**DATA FOR PROCESSING:**
<<<<
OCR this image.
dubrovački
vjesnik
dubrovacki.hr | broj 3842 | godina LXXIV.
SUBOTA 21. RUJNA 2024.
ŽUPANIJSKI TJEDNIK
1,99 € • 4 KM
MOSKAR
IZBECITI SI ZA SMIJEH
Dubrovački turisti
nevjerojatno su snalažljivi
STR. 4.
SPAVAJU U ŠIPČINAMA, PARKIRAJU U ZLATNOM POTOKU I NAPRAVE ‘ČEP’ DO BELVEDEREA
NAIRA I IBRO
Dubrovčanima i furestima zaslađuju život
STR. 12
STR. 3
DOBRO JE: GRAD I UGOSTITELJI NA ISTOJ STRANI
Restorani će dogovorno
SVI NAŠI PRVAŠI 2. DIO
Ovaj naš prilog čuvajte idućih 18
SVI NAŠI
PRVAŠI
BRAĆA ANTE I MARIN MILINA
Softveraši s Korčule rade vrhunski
>>>>
**OBJECTIVE:** Without changing a word, restate the whole listing.

**CORRECT RESULT:**
OCR this image.
dubrovački
vjesnik
dubrovacki.hr | broj 3842 | godina LXXIV.
SUBOTA 21. RUJNA 2024.
ŽUPANIJSKI TJEDNIK
1,99 € • 4 KM
MOSKAR
IZBECITI SI ZA SMIJEH
Dubrovački turisti
nevjerojatno su snalažljivi
STR. 4.
SPAVAJU U ŠIPČINAMA, PARKIRAJU U ZLATNOM POTOKU I NAPRAVE ‘ČEP’ DO BELVEDEREA
NAIRA I IBRO
Dubrovčanima i furestima zaslađuju život
STR. 12
STR. 3
DOBRO JE: GRAD I UGOSTITELJI NA ISTOJ STRANI
Restorani će dogovorno
SVI NAŠI PRVAŠI 2. DIO
Ovaj naš prilog čuvajte idućih 18
SVI NAŠI
PRVAŠI
BRAĆA ANTE I MARIN MILINA
Softveraši s Korčule rade vrhunski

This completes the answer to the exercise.